╭──

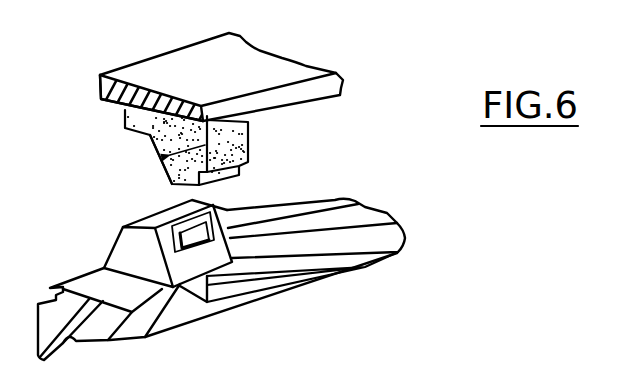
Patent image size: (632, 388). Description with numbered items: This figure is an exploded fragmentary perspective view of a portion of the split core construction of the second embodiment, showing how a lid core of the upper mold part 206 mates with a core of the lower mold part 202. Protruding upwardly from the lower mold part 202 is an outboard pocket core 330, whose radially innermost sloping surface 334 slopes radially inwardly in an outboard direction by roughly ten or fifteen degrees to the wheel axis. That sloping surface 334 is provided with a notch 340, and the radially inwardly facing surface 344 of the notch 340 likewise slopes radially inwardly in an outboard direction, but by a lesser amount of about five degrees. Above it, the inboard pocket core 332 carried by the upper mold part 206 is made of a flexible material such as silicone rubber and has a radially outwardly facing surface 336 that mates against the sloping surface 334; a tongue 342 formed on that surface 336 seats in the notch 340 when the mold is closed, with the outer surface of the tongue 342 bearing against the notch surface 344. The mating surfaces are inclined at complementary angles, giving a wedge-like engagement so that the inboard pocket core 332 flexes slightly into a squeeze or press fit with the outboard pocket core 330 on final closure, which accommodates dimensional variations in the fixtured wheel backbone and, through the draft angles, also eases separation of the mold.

╰──
╭──

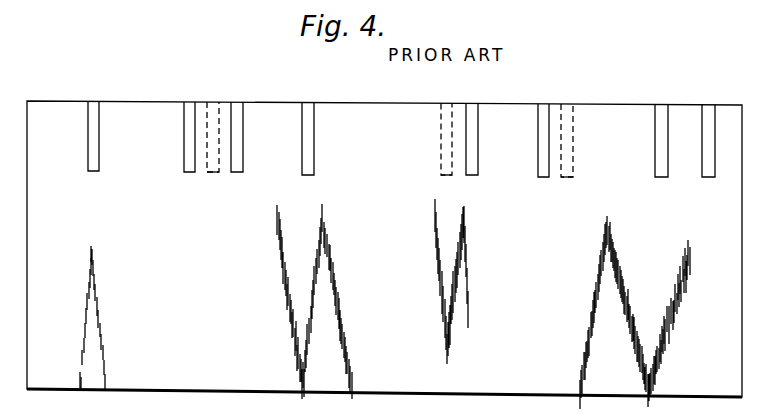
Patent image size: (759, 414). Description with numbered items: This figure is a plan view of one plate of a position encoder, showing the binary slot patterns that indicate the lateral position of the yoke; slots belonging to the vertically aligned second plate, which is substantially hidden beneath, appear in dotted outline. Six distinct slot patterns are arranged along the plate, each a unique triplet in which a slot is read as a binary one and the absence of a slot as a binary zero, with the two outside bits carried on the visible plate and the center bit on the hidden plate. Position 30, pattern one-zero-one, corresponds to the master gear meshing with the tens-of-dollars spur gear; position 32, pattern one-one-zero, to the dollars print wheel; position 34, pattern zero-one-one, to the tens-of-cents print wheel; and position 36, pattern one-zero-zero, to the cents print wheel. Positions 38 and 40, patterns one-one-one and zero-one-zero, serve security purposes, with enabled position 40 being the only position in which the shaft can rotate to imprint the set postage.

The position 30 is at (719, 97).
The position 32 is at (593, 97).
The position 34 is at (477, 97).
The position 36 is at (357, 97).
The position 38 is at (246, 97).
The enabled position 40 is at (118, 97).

╰──
╭──

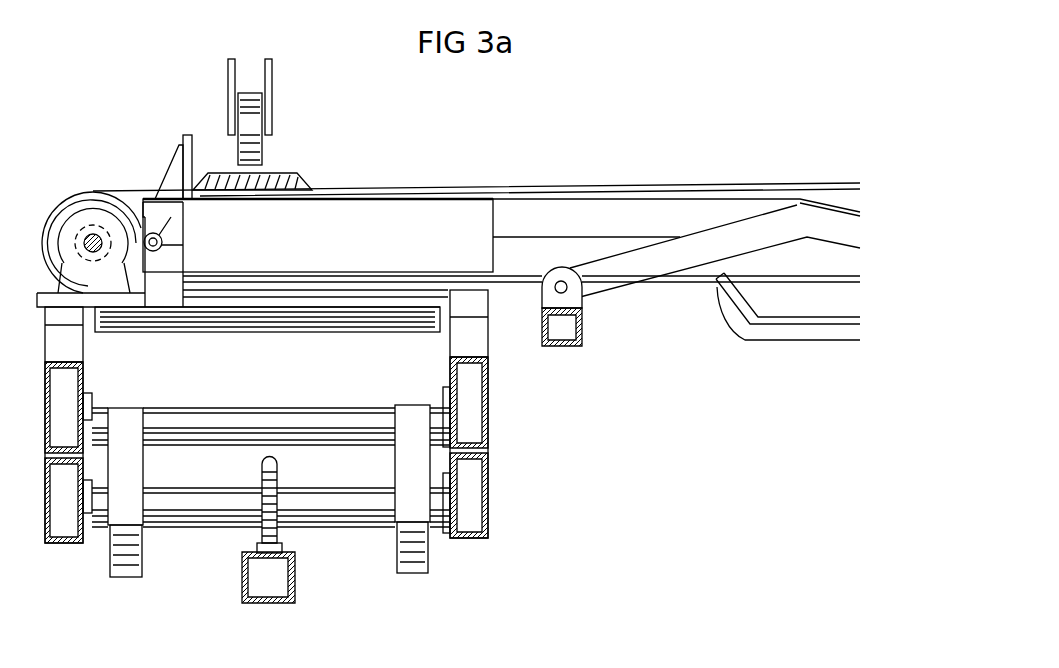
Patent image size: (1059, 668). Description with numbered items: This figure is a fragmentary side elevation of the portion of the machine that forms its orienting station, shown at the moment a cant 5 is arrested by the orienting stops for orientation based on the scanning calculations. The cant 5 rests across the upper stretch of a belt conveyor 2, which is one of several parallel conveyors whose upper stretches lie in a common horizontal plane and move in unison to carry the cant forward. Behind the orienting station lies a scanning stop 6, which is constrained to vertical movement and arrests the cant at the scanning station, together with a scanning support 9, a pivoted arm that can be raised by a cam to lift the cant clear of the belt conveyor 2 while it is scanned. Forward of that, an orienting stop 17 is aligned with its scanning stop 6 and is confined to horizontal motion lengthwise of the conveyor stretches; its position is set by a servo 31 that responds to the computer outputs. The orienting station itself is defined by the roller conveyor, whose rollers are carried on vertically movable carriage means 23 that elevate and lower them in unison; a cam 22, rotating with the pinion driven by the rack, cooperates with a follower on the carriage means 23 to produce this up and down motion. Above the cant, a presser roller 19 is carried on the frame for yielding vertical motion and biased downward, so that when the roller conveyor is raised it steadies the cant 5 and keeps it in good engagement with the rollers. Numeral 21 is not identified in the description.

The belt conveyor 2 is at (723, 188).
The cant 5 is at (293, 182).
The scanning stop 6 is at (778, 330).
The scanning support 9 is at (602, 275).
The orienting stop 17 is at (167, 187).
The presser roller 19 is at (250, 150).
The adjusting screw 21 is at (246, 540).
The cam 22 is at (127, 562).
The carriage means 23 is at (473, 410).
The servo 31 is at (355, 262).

╰──

EXERCISE PROMPT: Rewrite the entries from the line containing "Patent image size: (1059, 668)." through the line containing "The servo 31 is at (355, 262).", inclusive, changing "side elevation" to "side view" and keeping everything else the same. Give only those lines.

FINISHED EXERCISE:
Patent image size: (1059, 668). Description with numbered items: This figure is a fragmentary side view of the portion of the machine that forms its orienting station, shown at the moment a cant 5 is arrested by the orienting stops for orientation based on the scanning calculations. The cant 5 rests across the upper stretch of a belt conveyor 2, which is one of several parallel conveyors whose upper stretches lie in a common horizontal plane and move in unison to carry the cant forward. Behind the orienting station lies a scanning stop 6, which is constrained to vertical movement and arrests the cant at the scanning station, together with a scanning support 9, a pivoted arm that can be raised by a cam to lift the cant clear of the belt conveyor 2 while it is scanned. Forward of that, an orienting stop 17 is aligned with its scanning stop 6 and is confined to horizontal motion lengthwise of the conveyor stretches; its position is set by a servo 31 that responds to the computer outputs. The orienting station itself is defined by the roller conveyor, whose rollers are carried on vertically movable carriage means 23 that elevate and lower them in unison; a cam 22, rotating with the pinion driven by the rack, cooperates with a follower on the carriage means 23 to produce this up and down motion. Above the cant, a presser roller 19 is carried on the frame for yielding vertical motion and biased downward, so that when the roller conveyor is raised it steadies the cant 5 and keeps it in good engagement with the rollers. Numeral 21 is not identified in the description.

The belt conveyor 2 is at (723, 188).
The cant 5 is at (293, 182).
The scanning stop 6 is at (778, 330).
The scanning support 9 is at (602, 275).
The orienting stop 17 is at (167, 187).
The presser roller 19 is at (250, 150).
The adjusting screw 21 is at (246, 540).
The cam 22 is at (127, 562).
The carriage means 23 is at (473, 410).
The servo 31 is at (355, 262).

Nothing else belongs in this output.